Turn the records into a Markdown table with two columns, No. and Text. Include only the lines from the start of the records through the line containing "y2-tick-label: 300 <box>845 289 877 310</box>", giving each line its own numbered row and leaving out blank lines.
### DATA PROVIDED
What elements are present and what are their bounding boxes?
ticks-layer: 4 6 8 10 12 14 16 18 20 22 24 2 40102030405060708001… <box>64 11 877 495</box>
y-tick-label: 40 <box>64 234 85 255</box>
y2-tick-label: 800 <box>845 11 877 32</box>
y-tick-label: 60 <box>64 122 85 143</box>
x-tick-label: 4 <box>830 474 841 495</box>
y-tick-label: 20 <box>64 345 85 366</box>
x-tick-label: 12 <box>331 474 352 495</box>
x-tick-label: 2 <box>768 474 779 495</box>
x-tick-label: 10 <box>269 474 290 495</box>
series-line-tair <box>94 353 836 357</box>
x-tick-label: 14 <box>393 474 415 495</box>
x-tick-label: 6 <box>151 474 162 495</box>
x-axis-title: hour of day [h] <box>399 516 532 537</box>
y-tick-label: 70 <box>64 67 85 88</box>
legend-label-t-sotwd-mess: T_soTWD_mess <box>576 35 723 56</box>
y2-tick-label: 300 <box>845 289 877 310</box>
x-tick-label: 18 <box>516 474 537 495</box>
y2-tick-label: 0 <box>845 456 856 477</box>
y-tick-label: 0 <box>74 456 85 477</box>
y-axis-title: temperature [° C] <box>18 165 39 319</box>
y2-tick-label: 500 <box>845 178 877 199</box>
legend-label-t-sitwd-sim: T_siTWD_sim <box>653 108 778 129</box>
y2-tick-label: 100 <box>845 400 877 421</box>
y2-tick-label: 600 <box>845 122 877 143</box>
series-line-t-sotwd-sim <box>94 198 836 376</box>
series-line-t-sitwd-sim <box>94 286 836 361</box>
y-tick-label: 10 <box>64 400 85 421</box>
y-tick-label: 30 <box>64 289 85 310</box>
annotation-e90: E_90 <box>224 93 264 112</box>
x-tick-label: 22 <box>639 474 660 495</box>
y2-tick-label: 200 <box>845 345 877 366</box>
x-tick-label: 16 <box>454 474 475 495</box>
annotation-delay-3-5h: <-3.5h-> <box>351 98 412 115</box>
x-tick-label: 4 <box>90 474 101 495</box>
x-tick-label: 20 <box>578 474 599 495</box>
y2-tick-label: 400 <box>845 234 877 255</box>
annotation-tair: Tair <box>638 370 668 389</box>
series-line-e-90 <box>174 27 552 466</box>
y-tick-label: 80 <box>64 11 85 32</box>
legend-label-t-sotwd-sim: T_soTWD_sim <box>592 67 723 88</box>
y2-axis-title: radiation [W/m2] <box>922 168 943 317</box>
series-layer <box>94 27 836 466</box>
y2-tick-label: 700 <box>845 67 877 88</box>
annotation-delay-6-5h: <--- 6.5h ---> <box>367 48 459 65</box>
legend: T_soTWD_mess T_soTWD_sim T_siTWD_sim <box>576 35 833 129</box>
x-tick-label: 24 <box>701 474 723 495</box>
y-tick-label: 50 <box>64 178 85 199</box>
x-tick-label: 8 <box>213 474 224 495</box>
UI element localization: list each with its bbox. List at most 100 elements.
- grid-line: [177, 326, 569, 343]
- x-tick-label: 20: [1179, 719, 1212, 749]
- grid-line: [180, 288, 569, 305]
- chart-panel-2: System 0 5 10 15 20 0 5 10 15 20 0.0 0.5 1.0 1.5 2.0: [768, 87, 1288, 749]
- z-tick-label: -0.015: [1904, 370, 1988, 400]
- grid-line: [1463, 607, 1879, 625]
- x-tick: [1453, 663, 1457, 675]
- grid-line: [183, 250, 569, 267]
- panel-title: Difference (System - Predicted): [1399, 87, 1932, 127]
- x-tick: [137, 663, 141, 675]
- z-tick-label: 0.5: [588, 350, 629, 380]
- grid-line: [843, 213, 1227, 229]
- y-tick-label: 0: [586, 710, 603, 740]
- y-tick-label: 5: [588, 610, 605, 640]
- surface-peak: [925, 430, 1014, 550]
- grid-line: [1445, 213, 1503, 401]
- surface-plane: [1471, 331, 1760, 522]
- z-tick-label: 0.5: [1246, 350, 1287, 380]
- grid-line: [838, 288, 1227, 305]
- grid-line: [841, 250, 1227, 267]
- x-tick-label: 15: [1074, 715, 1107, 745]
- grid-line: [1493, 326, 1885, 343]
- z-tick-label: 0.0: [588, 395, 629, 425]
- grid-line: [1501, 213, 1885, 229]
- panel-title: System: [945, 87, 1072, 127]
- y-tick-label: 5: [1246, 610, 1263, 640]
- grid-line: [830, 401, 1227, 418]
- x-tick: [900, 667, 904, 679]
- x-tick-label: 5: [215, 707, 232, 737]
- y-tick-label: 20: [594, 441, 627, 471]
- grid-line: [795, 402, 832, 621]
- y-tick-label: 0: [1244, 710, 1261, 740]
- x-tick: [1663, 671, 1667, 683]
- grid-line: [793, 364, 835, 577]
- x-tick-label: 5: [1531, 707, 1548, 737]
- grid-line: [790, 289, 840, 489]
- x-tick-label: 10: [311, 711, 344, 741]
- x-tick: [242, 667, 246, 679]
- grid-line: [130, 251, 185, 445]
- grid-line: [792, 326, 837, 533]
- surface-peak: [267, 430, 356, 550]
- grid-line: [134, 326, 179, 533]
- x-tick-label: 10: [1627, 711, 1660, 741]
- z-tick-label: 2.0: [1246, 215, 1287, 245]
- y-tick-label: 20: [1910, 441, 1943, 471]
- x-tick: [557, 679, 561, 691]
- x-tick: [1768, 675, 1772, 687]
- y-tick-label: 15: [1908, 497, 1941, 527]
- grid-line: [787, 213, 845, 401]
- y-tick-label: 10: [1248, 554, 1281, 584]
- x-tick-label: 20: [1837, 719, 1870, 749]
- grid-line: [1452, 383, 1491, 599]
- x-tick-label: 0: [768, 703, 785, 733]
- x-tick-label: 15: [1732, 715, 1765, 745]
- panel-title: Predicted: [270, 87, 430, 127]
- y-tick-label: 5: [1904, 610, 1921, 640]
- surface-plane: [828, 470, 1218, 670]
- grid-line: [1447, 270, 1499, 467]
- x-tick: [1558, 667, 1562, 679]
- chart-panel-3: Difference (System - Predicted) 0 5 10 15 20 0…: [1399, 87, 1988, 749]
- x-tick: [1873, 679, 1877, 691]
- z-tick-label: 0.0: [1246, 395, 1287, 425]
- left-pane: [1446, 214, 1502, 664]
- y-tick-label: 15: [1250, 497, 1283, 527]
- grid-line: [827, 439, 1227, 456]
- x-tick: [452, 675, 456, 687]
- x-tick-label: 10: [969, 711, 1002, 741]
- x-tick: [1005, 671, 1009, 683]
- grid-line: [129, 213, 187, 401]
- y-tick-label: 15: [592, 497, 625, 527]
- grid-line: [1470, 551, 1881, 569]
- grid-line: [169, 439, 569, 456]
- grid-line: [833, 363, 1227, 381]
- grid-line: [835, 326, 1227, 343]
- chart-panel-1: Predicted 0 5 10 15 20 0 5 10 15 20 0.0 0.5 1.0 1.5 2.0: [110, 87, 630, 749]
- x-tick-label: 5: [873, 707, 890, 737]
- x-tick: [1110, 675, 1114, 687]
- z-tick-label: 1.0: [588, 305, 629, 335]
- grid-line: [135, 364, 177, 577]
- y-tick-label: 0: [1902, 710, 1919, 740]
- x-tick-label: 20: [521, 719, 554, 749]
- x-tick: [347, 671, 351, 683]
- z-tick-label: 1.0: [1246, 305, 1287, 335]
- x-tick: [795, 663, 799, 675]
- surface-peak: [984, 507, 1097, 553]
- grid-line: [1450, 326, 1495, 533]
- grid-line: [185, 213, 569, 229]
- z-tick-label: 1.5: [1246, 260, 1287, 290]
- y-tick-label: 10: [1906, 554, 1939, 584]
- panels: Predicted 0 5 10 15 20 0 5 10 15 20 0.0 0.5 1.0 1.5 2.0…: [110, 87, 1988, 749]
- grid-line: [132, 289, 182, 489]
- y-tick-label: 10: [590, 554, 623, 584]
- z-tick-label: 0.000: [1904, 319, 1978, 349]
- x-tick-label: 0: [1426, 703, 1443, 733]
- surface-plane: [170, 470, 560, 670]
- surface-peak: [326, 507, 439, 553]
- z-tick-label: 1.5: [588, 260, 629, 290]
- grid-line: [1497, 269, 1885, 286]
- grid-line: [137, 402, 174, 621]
######
RESPONSE TO THIS EXERCISE >>
| No. | Text |
|---|---|
| 1 | What elements are present and what are their bounding boxes? |
| 2 | ticks-layer: 4 6 8 10 12 14 16 18 20 22 24 2 40102030405060708001… <box>64 11 877 495</box> |
| 3 | y-tick-label: 40 <box>64 234 85 255</box> |
| 4 | y2-tick-label: 800 <box>845 11 877 32</box> |
| 5 | y-tick-label: 60 <box>64 122 85 143</box> |
| 6 | x-tick-label: 4 <box>830 474 841 495</box> |
| 7 | y-tick-label: 20 <box>64 345 85 366</box> |
| 8 | x-tick-label: 12 <box>331 474 352 495</box> |
| 9 | x-tick-label: 2 <box>768 474 779 495</box> |
| 10 | x-tick-label: 10 <box>269 474 290 495</box> |
| 11 | series-line-tair <box>94 353 836 357</box> |
| 12 | x-tick-label: 14 <box>393 474 415 495</box> |
| 13 | x-tick-label: 6 <box>151 474 162 495</box> |
| 14 | x-axis-title: hour of day [h] <box>399 516 532 537</box> |
| 15 | y-tick-label: 70 <box>64 67 85 88</box> |
| 16 | legend-label-t-sotwd-mess: T_soTWD_mess <box>576 35 723 56</box> |
| 17 | y2-tick-label: 300 <box>845 289 877 310</box> |